**Data records**

_ _ _ _ _ _ _

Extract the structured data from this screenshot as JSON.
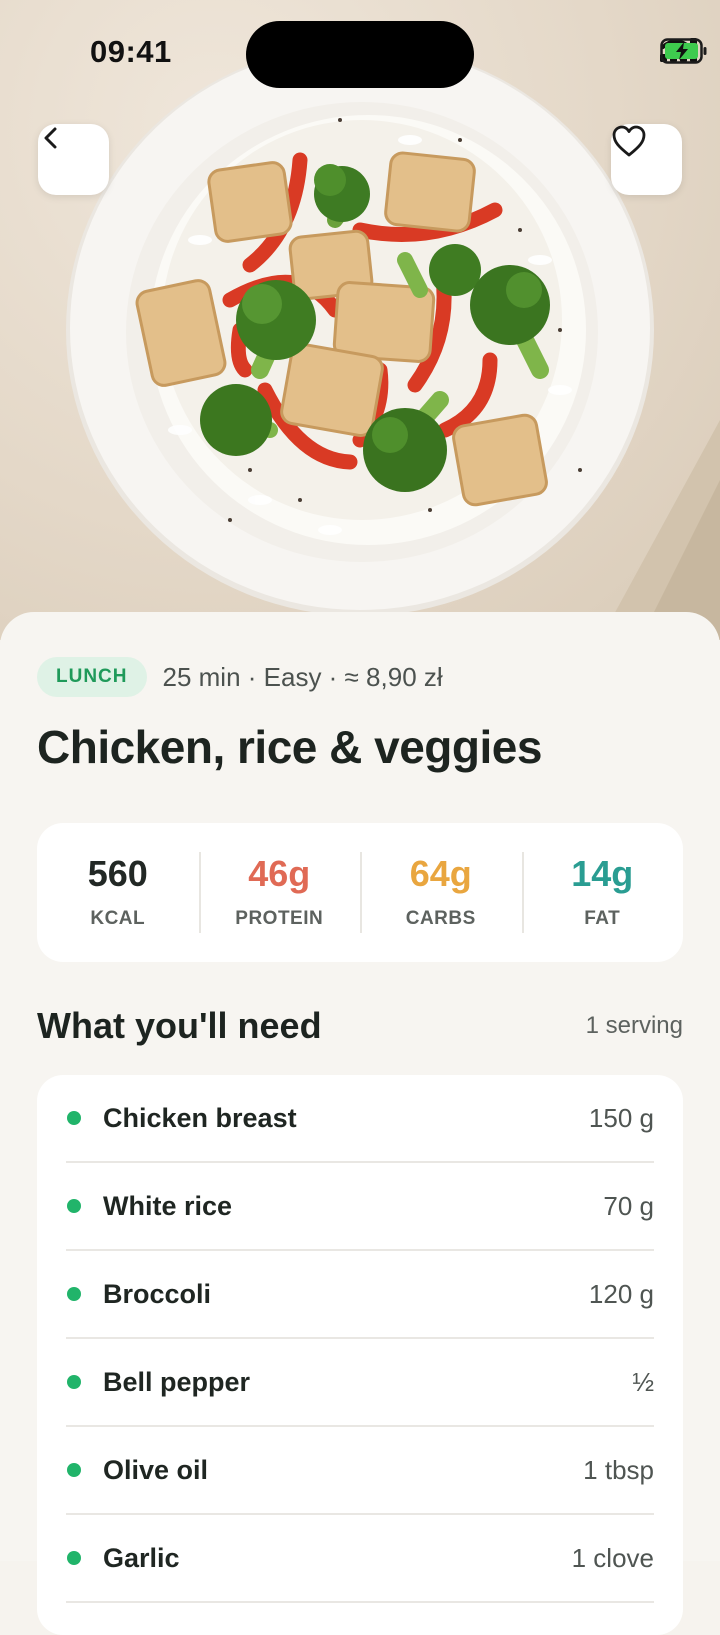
{
  "status": {
    "time": "09:41"
  },
  "hero": {
    "image": "chicken-rice-veggies-photo"
  },
  "tag": "LUNCH",
  "meta": "25 min · Easy · ≈ 8,90 zł",
  "title": "Chicken, rice & veggies",
  "nutrition": [
    {
      "value": "560",
      "label": "KCAL",
      "color": "#222825"
    },
    {
      "value": "46g",
      "label": "PROTEIN",
      "color": "#e06a55"
    },
    {
      "value": "64g",
      "label": "CARBS",
      "color": "#e9a63f"
    },
    {
      "value": "14g",
      "label": "FAT",
      "color": "#2a9d92"
    }
  ],
  "ingredients_section": {
    "title": "What you'll need",
    "servings": "1 serving"
  },
  "ingredients": [
    {
      "name": "Chicken breast",
      "qty": "150 g"
    },
    {
      "name": "White rice",
      "qty": "70 g"
    },
    {
      "name": "Broccoli",
      "qty": "120 g"
    },
    {
      "name": "Bell pepper",
      "qty": "½"
    },
    {
      "name": "Olive oil",
      "qty": "1 tbsp"
    },
    {
      "name": "Garlic",
      "qty": "1 clove"
    }
  ],
  "icons": {
    "back": "chevron-left-icon",
    "favorite": "heart-icon"
  },
  "colors": {
    "accent": "#21b46a",
    "tag_bg": "#dff2e6"
  }
}
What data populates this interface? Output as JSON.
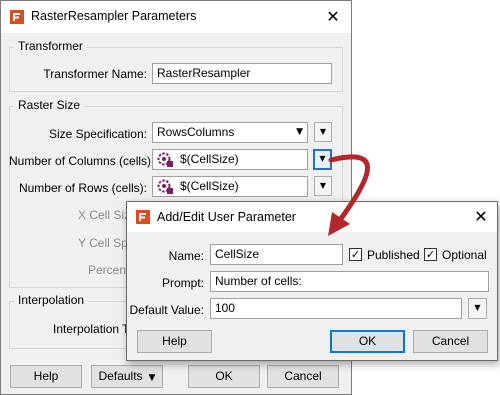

_ _ _ _ _ _ _

**Instructions to follow**
Extract every line from the records above that contains the word "What".

**Answer to this problem**
    "title": "What you'll need",
What data populates this interface? Output as JSON.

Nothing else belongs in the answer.